Begin

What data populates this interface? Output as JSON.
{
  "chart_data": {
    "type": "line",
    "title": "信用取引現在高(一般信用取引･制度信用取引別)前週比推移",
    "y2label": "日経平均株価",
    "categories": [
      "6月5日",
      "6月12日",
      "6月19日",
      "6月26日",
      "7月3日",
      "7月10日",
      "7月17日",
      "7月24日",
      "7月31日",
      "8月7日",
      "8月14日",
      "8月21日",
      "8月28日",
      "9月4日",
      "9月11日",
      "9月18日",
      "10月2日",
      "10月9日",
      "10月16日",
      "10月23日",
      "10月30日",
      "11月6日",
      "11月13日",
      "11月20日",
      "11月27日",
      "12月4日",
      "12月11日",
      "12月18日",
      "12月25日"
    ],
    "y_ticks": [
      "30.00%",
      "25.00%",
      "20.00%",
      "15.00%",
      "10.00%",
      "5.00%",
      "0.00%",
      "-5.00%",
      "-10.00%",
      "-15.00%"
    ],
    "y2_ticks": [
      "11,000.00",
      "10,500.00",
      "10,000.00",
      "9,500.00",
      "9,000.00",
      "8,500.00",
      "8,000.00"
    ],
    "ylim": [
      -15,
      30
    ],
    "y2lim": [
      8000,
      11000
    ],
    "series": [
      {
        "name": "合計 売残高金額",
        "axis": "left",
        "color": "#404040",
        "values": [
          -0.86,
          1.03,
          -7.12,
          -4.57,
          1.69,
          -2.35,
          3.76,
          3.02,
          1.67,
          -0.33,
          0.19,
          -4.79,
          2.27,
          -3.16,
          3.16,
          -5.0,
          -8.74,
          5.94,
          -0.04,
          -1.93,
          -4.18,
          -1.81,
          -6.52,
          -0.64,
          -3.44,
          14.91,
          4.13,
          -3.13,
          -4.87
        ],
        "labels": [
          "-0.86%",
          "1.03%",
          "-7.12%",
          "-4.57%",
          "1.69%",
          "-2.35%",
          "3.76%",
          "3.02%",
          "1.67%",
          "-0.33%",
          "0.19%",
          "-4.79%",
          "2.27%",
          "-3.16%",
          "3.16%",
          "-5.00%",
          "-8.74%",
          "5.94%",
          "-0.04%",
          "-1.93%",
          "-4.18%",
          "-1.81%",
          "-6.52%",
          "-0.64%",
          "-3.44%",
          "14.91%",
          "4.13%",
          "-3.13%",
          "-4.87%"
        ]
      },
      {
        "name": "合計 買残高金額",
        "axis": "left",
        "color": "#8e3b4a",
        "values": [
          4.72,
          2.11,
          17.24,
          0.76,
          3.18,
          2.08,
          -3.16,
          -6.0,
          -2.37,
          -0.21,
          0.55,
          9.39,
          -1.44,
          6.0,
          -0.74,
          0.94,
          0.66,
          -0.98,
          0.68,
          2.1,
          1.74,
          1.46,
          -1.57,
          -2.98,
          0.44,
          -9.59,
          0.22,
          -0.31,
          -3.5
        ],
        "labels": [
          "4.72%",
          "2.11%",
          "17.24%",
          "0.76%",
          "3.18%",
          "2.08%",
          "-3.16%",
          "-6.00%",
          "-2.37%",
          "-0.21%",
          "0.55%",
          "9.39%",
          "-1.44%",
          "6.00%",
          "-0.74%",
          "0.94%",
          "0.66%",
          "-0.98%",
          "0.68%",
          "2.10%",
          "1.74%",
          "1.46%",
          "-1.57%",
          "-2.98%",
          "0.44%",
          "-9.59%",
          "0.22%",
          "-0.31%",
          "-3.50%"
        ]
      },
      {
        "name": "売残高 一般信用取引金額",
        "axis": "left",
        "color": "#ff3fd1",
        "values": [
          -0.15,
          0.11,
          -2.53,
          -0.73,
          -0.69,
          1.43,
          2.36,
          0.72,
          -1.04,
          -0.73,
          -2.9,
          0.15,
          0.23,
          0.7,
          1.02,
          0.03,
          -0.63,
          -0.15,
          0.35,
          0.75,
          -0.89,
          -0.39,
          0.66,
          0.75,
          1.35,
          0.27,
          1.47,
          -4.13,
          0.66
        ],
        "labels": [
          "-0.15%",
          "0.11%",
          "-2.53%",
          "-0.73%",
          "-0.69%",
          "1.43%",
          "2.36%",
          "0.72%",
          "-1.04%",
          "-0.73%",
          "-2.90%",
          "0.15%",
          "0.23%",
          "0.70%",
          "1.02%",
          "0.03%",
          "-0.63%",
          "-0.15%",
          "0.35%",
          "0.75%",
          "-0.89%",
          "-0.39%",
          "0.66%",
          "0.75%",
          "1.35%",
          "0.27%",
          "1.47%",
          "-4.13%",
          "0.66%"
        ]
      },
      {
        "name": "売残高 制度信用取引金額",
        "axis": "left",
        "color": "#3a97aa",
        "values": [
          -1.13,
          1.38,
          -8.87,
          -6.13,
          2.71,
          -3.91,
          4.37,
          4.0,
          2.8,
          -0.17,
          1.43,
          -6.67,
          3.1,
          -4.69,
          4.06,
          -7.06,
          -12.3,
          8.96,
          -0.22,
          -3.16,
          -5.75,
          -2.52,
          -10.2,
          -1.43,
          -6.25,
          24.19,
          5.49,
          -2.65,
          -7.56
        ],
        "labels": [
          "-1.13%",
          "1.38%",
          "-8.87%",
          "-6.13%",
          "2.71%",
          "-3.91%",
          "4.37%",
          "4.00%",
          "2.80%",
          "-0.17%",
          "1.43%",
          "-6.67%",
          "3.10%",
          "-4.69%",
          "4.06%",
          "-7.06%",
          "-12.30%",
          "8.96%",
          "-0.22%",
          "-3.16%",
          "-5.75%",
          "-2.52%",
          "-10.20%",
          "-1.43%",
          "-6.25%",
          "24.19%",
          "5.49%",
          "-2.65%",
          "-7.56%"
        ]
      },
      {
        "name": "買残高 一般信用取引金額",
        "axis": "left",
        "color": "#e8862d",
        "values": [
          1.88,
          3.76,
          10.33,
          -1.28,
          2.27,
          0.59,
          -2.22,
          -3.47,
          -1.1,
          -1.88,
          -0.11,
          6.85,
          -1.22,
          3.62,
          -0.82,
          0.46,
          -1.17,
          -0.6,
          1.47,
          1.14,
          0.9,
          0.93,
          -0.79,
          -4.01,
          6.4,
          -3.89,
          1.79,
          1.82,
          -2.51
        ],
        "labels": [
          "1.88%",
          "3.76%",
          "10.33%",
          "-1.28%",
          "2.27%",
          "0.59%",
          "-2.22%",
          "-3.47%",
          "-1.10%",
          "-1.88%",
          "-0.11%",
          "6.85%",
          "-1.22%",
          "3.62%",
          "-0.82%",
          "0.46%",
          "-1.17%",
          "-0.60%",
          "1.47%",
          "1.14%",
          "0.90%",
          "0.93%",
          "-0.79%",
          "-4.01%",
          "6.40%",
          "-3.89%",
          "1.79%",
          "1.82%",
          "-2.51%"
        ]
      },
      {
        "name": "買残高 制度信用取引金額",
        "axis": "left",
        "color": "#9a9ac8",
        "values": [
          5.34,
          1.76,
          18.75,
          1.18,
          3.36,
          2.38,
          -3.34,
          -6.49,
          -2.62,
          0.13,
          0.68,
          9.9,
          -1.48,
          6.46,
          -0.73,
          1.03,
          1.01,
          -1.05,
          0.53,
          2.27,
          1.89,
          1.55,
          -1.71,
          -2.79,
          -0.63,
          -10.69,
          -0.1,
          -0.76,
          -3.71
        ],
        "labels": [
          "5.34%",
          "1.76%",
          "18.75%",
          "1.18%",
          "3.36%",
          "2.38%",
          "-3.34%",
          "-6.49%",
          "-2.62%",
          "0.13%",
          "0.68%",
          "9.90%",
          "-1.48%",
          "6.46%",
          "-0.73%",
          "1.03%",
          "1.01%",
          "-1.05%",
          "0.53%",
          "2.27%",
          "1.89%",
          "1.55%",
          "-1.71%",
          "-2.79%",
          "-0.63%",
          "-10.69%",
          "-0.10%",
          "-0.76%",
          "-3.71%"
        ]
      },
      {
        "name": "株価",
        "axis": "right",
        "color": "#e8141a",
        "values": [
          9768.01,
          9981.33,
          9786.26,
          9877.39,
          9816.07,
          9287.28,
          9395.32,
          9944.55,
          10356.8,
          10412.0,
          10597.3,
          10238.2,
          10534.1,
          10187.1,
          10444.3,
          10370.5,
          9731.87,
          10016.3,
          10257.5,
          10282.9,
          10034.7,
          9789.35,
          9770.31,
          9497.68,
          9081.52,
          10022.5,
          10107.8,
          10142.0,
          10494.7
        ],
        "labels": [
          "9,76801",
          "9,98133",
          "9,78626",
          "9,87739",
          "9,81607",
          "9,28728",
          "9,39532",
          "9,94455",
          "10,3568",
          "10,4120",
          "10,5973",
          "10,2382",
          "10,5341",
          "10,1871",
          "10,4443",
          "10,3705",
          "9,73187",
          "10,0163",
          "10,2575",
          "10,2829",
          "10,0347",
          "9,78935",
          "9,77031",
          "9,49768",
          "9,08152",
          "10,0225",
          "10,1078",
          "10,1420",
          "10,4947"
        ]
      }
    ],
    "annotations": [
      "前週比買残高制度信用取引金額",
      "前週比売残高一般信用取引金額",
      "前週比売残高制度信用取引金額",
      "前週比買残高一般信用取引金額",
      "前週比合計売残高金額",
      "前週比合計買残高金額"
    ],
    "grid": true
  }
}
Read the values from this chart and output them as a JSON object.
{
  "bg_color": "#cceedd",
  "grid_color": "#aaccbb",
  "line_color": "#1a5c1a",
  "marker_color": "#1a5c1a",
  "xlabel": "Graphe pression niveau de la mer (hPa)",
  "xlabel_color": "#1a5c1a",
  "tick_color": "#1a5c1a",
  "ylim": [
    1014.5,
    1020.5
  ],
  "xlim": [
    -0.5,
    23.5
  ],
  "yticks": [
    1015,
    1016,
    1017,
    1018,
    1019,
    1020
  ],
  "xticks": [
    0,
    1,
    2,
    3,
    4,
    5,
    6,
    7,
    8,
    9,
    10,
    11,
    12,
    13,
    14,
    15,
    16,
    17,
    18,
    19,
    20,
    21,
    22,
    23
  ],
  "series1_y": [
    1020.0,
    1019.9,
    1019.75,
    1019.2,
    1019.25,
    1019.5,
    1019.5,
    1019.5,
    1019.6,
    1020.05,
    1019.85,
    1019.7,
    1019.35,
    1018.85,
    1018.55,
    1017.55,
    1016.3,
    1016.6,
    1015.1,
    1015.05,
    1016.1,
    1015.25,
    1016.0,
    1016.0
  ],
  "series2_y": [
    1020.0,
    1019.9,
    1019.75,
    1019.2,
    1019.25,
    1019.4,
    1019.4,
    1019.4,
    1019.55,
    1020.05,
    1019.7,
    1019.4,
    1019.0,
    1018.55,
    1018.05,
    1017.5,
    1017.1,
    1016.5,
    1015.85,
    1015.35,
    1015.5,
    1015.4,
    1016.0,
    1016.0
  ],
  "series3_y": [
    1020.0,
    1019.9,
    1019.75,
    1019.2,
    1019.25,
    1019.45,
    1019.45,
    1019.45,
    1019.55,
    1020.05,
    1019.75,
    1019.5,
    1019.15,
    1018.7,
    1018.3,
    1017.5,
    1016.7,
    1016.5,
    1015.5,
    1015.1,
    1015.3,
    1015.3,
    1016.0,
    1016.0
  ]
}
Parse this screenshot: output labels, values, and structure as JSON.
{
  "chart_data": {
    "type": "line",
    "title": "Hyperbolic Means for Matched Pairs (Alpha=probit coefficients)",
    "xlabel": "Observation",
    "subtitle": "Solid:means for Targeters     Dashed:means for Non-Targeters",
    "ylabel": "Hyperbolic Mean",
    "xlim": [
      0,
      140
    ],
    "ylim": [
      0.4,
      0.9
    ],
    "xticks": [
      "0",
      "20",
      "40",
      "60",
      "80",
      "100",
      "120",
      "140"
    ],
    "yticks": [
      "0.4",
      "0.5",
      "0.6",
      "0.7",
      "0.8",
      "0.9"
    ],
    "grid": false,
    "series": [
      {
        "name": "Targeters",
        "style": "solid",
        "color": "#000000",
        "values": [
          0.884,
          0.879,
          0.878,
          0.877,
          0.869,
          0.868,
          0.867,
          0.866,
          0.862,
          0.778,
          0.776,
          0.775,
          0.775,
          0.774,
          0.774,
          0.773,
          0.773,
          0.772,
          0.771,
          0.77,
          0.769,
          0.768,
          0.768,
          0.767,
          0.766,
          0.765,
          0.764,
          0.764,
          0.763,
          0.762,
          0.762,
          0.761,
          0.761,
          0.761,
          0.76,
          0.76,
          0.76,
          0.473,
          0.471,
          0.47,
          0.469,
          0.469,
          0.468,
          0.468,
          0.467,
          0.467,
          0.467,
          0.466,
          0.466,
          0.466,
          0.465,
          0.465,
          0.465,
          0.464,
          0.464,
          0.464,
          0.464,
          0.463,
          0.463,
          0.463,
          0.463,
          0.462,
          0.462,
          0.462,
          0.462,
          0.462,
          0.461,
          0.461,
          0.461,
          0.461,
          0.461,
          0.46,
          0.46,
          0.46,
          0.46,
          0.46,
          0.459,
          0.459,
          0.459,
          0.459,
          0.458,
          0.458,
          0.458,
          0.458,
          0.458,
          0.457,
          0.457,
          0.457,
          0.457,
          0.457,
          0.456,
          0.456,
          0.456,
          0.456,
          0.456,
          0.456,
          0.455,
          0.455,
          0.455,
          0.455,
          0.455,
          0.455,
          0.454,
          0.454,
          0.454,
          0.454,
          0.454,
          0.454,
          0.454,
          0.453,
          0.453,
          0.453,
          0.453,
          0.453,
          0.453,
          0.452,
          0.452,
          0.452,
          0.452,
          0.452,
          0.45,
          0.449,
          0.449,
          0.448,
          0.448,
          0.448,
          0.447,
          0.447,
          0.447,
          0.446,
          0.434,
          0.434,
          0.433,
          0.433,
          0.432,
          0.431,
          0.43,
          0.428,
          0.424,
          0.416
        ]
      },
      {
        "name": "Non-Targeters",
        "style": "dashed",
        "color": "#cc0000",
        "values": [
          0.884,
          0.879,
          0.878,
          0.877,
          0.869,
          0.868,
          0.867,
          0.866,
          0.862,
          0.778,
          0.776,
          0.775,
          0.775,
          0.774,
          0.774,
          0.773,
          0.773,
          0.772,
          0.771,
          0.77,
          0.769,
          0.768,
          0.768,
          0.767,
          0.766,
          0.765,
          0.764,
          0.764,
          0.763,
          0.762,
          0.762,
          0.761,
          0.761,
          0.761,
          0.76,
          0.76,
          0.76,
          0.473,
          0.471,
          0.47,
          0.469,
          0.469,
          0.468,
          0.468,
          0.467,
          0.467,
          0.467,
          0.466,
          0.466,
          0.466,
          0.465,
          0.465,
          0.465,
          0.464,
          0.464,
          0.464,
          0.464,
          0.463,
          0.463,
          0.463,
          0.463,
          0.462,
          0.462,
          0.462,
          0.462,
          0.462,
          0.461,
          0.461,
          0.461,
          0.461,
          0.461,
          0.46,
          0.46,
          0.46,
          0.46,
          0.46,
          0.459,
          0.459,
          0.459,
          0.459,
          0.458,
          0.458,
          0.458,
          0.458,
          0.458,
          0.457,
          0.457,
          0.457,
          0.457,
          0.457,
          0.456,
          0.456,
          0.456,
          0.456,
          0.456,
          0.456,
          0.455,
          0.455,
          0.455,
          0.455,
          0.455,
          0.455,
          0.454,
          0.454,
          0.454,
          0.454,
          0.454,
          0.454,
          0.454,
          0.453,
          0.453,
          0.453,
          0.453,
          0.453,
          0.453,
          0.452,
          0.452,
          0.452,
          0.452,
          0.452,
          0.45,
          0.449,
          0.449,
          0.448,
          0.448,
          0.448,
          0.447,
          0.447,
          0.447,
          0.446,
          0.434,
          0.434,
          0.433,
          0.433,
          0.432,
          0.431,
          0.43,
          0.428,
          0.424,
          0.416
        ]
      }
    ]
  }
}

End

→ **Your goal**: Within the listing above, find every line containing the string "this" and return it.

→ **Completed exercise**:
What data populates this interface? Output as JSON.
Read the values from this chart and output them as a JSON object.
Parse this screenshot: output labels, values, and structure as JSON.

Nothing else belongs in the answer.